__Records shown__
▬▬▬▬▬▬
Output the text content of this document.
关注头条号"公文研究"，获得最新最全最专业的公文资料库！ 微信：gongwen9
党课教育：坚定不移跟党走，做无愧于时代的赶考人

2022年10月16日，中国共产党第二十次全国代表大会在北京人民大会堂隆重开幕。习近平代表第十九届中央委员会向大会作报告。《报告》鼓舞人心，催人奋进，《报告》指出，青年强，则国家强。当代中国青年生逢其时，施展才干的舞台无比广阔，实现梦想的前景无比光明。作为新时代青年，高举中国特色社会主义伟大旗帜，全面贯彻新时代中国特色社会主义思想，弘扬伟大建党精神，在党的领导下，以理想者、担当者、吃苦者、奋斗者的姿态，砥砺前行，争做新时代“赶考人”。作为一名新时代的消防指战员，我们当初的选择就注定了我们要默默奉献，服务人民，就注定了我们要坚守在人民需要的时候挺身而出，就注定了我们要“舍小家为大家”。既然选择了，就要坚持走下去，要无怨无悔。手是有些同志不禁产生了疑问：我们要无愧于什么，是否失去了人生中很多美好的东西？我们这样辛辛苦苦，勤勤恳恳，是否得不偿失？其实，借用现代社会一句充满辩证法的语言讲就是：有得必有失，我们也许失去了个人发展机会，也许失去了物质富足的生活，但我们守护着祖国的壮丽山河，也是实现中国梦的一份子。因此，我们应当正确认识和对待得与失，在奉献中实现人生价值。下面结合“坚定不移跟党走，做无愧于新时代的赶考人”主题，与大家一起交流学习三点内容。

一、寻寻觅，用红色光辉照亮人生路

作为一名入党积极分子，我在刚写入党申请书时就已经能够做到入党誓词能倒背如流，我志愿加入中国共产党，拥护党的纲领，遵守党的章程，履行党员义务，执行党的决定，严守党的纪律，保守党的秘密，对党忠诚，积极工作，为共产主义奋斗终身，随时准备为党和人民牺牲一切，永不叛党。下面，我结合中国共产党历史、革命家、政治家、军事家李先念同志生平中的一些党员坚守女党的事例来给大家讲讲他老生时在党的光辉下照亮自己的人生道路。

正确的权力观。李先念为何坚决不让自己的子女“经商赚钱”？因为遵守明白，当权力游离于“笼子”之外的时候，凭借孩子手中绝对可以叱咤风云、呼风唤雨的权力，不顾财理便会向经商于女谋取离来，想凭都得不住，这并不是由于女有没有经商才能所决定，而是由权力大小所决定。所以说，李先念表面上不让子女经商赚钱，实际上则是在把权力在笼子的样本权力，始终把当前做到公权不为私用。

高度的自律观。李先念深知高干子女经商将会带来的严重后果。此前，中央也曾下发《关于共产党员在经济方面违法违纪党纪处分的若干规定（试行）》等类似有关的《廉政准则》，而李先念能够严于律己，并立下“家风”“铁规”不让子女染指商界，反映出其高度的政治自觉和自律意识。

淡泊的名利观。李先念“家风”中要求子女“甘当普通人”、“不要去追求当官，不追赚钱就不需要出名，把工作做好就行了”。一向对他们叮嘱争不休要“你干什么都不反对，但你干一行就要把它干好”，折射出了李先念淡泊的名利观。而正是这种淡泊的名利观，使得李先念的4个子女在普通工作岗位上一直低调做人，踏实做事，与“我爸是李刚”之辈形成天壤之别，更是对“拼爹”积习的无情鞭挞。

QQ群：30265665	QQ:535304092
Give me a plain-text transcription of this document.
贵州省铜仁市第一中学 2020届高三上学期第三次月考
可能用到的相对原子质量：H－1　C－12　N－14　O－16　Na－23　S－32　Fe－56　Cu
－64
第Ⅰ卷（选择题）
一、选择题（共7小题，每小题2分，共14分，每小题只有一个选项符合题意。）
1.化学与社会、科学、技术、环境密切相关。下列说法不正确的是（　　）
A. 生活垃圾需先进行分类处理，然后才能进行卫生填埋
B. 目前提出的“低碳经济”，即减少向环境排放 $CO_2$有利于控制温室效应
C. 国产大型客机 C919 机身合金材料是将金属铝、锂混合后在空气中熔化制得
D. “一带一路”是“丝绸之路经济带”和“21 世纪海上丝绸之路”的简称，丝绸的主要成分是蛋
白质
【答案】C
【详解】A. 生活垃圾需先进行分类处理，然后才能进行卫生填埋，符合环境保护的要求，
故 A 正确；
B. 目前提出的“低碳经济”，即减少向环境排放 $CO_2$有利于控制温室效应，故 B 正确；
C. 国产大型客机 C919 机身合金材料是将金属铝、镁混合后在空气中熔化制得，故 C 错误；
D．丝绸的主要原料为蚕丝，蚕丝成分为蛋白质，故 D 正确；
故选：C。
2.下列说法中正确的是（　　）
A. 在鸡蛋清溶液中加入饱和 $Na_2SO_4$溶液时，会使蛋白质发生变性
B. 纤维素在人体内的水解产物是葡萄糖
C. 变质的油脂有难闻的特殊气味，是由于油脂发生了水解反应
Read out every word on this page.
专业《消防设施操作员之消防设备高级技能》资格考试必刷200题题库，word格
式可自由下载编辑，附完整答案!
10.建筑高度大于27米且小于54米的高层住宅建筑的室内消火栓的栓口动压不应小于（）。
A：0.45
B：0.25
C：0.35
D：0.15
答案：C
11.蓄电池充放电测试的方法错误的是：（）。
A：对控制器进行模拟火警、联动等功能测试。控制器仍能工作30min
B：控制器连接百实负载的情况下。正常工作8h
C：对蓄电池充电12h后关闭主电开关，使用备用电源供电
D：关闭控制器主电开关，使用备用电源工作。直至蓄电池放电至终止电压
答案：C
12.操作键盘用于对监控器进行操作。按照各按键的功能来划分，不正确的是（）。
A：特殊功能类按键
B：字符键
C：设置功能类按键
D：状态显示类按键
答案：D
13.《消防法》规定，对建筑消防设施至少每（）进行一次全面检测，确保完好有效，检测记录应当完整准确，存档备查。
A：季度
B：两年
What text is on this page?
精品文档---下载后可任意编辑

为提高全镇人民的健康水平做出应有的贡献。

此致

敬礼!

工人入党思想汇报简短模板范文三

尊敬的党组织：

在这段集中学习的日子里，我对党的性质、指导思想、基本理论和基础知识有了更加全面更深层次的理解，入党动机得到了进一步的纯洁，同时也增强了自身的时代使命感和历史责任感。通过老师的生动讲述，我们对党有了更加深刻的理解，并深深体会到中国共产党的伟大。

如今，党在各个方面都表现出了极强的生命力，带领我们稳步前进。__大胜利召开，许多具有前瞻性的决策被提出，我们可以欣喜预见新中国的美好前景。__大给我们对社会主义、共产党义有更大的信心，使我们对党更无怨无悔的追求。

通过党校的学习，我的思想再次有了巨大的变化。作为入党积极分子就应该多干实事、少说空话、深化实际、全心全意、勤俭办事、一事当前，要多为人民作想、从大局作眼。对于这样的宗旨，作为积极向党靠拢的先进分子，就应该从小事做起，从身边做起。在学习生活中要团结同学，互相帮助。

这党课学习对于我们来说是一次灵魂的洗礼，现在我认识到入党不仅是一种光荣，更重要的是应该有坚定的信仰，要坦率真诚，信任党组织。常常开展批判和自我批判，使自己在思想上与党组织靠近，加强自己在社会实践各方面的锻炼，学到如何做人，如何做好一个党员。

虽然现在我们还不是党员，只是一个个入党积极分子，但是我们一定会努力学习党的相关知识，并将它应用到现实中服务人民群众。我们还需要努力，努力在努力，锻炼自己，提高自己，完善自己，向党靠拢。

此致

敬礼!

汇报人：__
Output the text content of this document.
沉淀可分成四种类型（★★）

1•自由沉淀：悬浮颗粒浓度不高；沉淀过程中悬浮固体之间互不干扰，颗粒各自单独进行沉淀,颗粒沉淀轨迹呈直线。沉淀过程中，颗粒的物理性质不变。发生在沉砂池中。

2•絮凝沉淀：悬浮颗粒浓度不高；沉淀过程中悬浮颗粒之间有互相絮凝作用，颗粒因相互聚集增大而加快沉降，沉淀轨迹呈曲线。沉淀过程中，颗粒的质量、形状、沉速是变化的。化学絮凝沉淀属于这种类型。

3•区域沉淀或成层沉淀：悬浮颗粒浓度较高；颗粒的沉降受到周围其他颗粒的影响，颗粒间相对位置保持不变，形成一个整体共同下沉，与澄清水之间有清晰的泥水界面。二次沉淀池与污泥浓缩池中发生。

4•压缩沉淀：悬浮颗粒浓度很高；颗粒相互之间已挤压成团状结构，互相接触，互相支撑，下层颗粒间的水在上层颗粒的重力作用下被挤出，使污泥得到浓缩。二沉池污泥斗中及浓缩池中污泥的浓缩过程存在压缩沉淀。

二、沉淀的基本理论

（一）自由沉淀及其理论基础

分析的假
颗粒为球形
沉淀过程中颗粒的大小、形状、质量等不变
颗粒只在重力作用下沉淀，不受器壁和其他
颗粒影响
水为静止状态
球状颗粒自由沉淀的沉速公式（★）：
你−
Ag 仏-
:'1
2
▬▬▬▬▬▬
__Set exercise__
Using the listing above, show every line that includes the string "低碳经济".

__Answer to this exercise__
B. 目前提出的“低碳经济”，即减少向环境排放 $CO_2$有利于控制温室效应
B. 目前提出的“低碳经济”，即减少向环境排放 $CO_2$有利于控制温室效应，故 B 正确；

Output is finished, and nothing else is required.